§ PROBLEM: For each line of the data below that holds "first", copy the line.

§ GIVEN RECORDS:
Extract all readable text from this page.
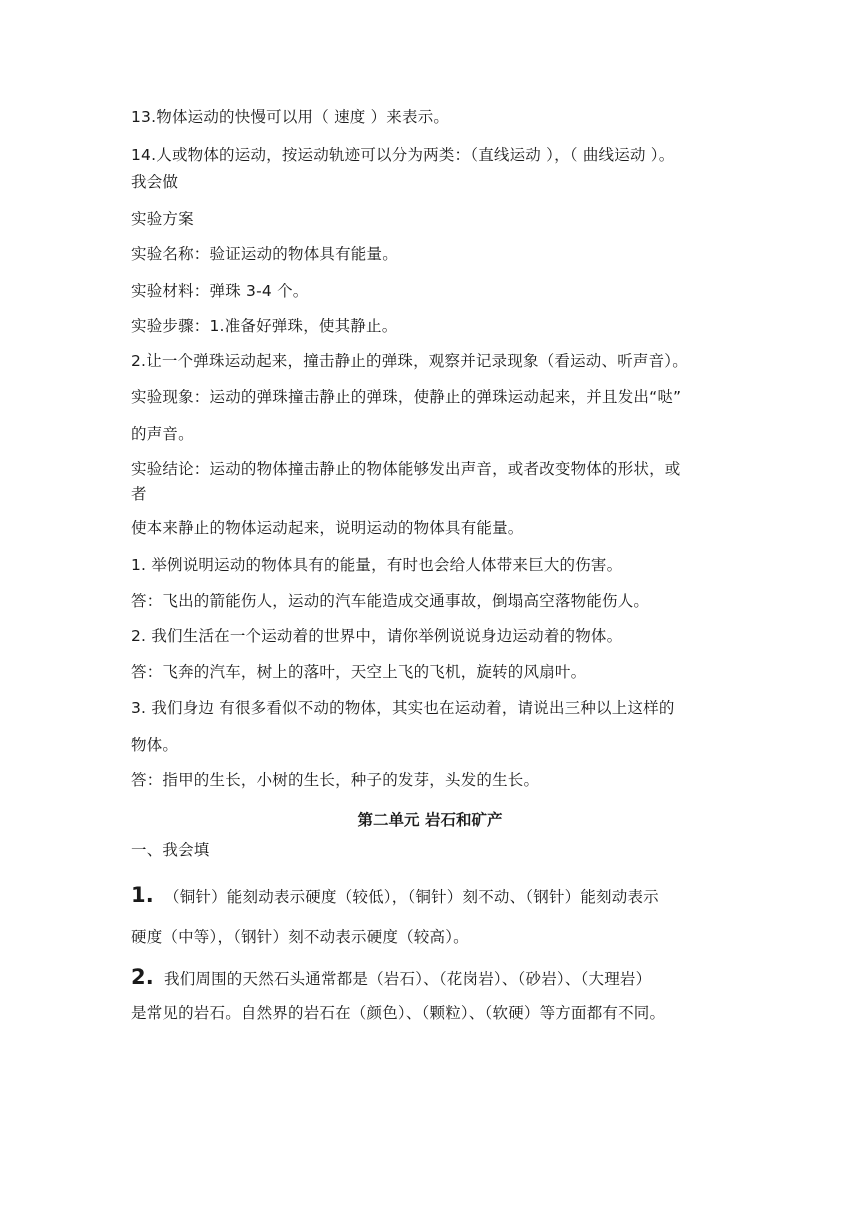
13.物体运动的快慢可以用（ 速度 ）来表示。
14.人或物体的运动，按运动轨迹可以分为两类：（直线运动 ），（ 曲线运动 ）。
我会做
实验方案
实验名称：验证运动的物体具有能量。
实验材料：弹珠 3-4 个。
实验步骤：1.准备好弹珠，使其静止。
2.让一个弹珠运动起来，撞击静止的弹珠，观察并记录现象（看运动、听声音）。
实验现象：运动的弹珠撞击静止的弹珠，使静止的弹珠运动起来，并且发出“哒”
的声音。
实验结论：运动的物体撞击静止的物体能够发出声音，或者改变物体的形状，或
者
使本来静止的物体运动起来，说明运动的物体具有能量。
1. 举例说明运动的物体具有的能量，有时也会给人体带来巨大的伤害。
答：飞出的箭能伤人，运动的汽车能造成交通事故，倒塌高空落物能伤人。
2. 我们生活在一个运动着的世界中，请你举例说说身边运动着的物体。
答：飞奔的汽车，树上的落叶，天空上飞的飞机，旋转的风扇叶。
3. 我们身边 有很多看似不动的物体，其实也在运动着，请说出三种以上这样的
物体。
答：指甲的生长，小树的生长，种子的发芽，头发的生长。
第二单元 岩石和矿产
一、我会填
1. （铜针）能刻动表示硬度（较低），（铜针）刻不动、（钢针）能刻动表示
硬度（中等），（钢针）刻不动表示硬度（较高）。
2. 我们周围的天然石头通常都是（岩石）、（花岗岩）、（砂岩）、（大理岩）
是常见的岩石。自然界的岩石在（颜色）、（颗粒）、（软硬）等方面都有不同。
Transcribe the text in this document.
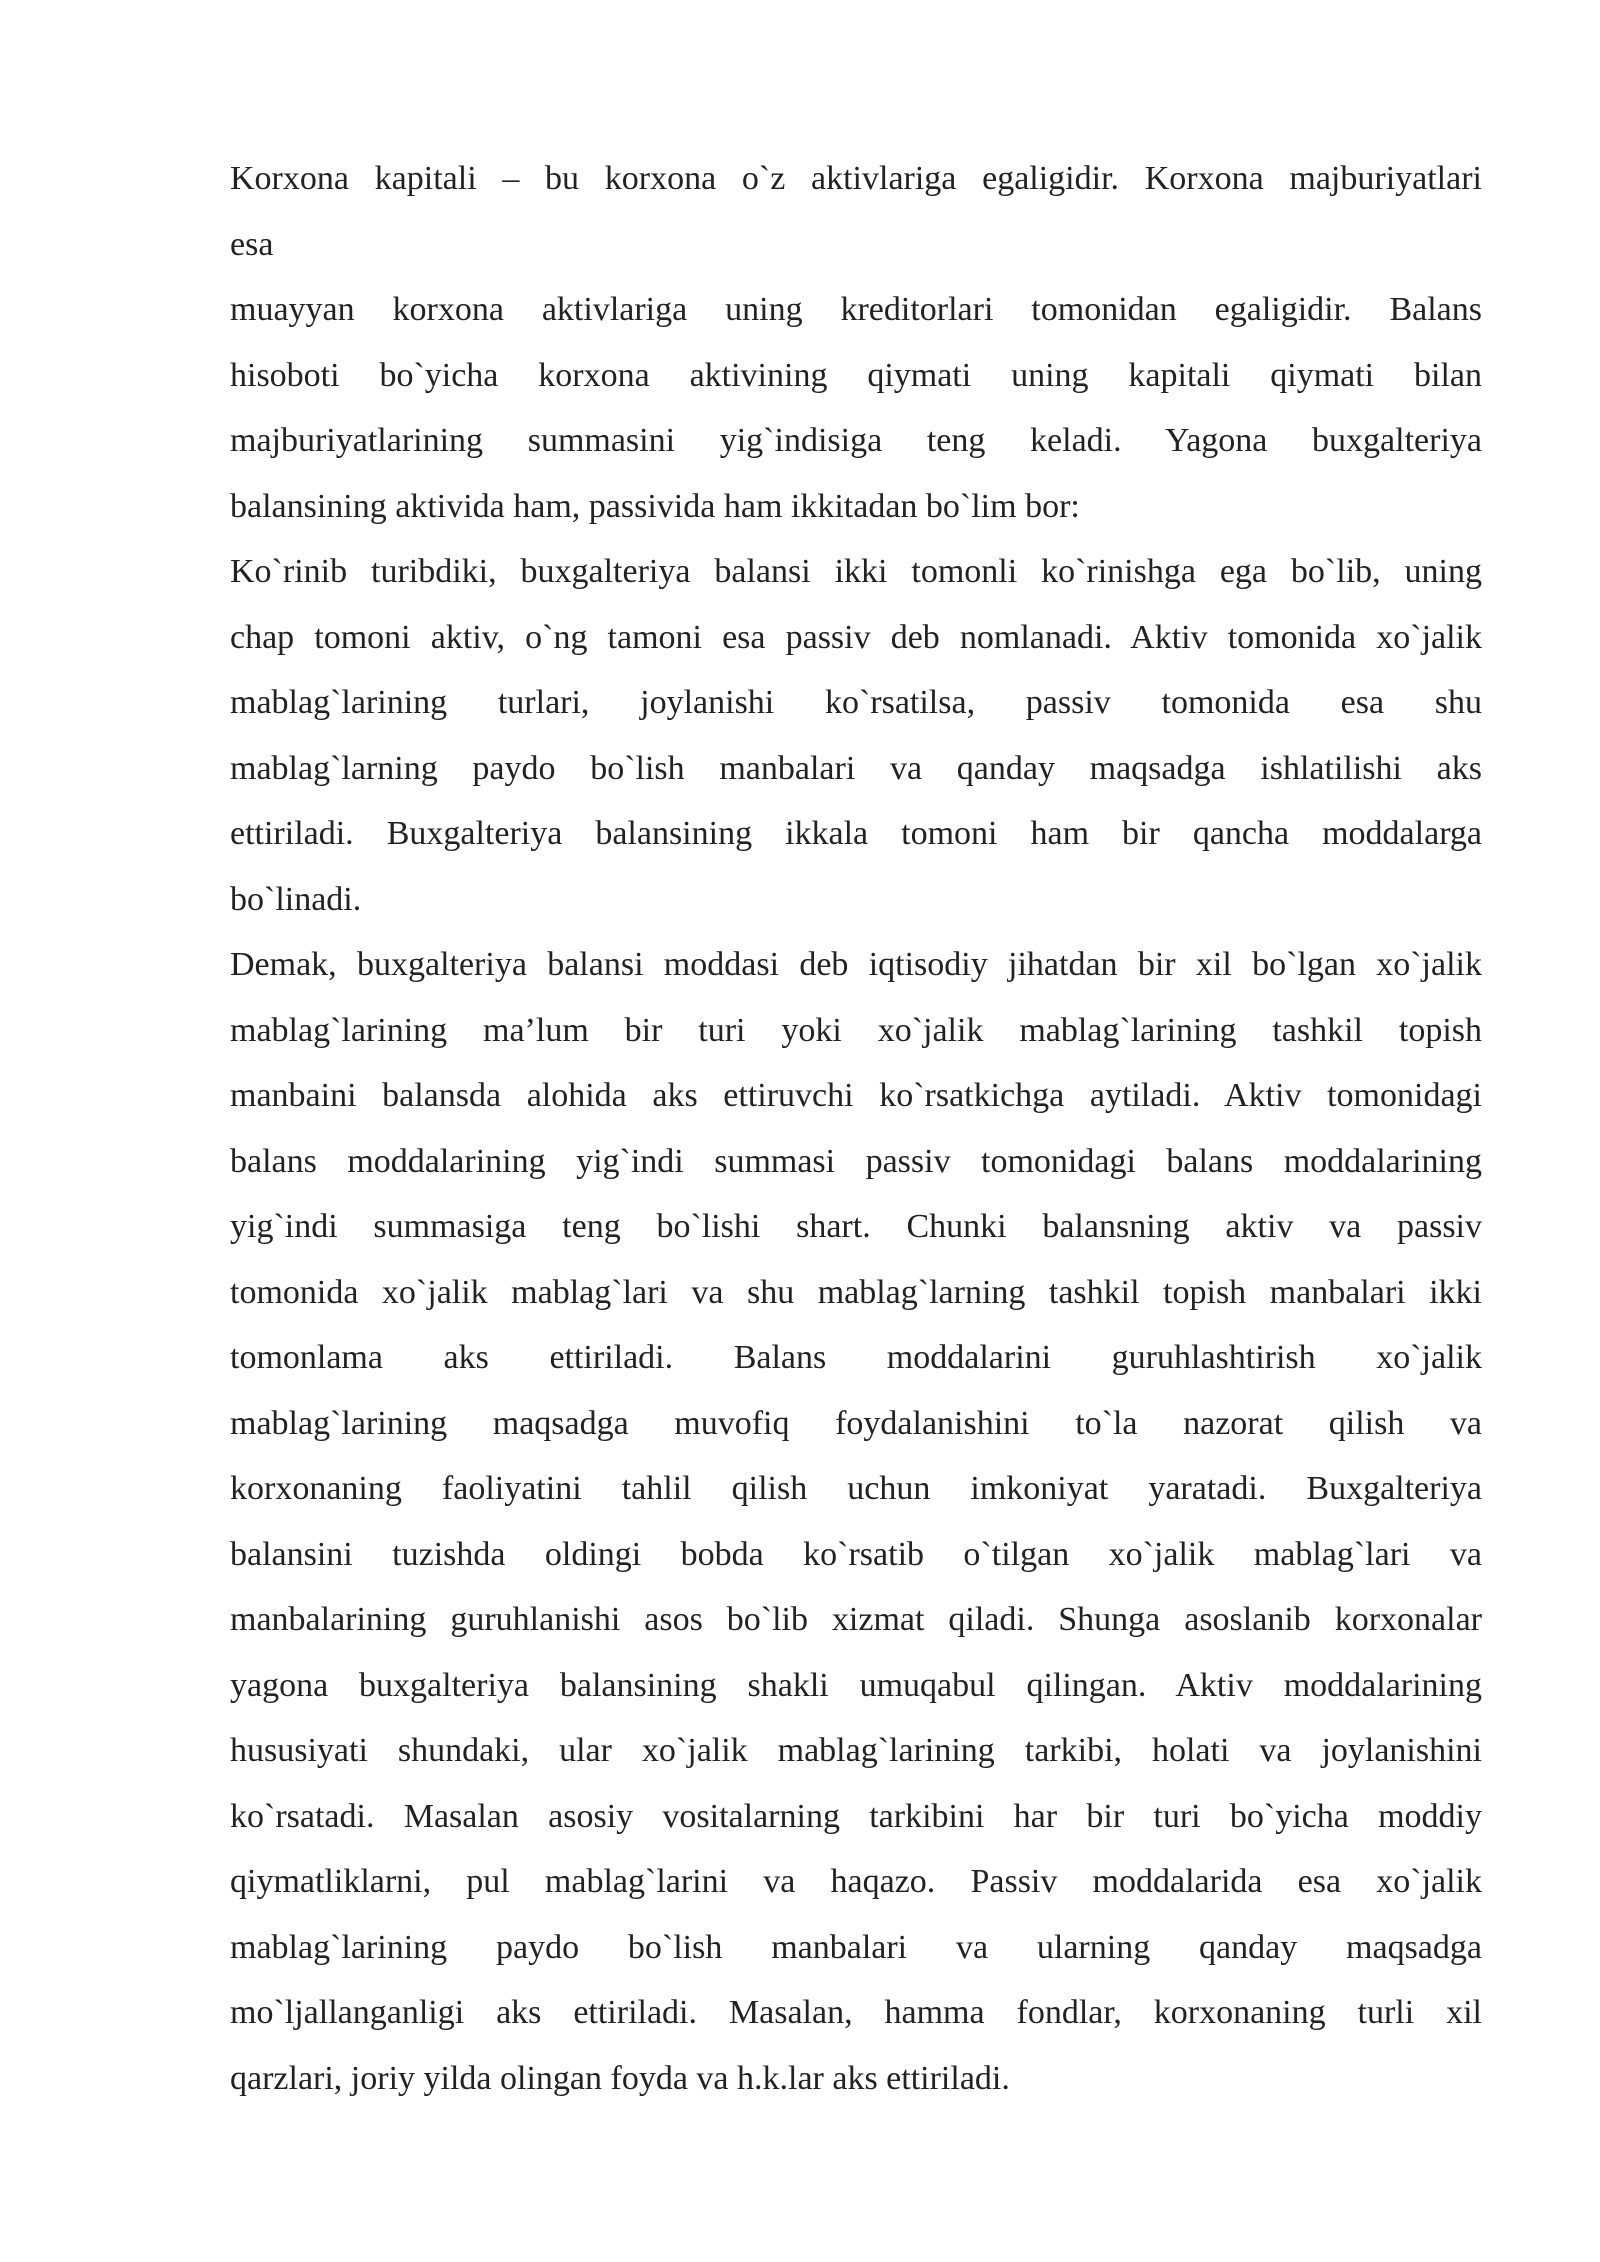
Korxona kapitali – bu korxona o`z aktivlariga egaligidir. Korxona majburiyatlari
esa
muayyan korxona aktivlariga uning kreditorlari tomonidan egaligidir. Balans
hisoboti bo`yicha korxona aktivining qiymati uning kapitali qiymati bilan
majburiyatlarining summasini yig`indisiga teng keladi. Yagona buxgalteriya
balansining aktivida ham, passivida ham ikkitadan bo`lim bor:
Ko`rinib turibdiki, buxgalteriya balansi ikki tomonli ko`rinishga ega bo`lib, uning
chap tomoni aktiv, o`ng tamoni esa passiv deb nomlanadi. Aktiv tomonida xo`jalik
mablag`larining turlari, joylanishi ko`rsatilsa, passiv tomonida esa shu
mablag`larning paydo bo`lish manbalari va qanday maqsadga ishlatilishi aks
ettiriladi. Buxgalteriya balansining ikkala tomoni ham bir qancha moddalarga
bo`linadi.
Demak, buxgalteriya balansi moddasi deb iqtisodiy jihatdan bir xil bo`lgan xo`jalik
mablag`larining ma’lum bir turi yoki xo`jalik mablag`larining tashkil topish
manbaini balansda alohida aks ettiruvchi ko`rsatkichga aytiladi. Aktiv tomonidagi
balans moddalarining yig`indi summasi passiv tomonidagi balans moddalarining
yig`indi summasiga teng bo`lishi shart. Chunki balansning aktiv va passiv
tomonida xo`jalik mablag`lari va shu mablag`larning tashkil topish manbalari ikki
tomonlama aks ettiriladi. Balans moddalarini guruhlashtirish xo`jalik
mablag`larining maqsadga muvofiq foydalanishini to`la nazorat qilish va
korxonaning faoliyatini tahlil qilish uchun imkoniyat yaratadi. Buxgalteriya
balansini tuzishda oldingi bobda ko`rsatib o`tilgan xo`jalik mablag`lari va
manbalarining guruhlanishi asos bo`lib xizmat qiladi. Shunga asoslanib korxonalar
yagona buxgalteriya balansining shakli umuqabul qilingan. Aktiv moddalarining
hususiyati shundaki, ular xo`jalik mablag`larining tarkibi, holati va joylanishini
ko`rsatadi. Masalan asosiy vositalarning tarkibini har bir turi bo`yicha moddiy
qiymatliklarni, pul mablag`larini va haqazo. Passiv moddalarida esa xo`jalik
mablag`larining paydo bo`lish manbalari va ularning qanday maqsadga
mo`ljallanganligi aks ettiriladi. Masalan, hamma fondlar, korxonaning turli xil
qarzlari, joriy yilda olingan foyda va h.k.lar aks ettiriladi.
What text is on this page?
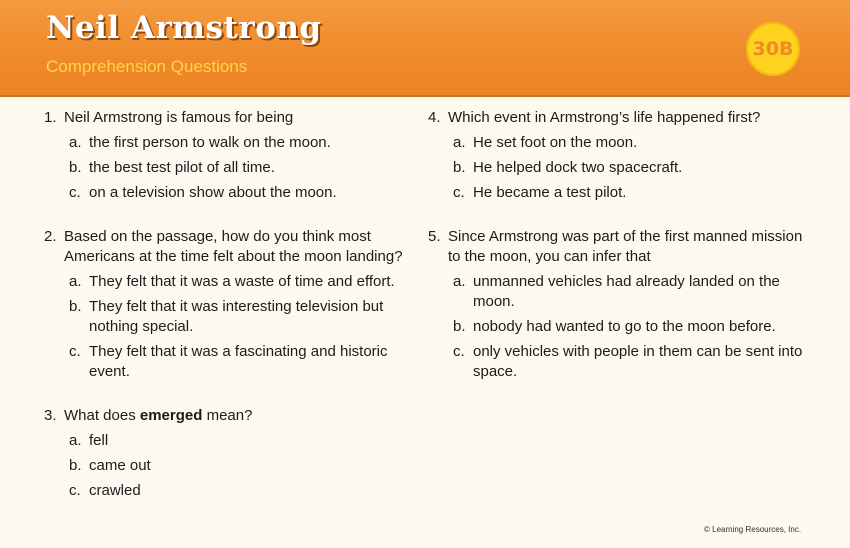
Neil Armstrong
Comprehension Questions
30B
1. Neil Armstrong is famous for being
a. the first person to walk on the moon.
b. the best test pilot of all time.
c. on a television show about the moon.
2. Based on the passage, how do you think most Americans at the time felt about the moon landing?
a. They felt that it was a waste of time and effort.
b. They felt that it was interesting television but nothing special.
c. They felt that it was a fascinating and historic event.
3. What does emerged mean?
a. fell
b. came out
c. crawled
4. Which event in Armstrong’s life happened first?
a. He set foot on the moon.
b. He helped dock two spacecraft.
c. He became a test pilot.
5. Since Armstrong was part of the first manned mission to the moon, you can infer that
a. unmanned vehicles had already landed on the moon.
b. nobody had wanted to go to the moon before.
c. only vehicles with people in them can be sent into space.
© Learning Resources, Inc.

§ EXPECTED ANSWER:
a. the first person to walk on the moon.
4. Which event in Armstrong’s life happened first?
5. Since Armstrong was part of the first manned mission to the moon, you can infer that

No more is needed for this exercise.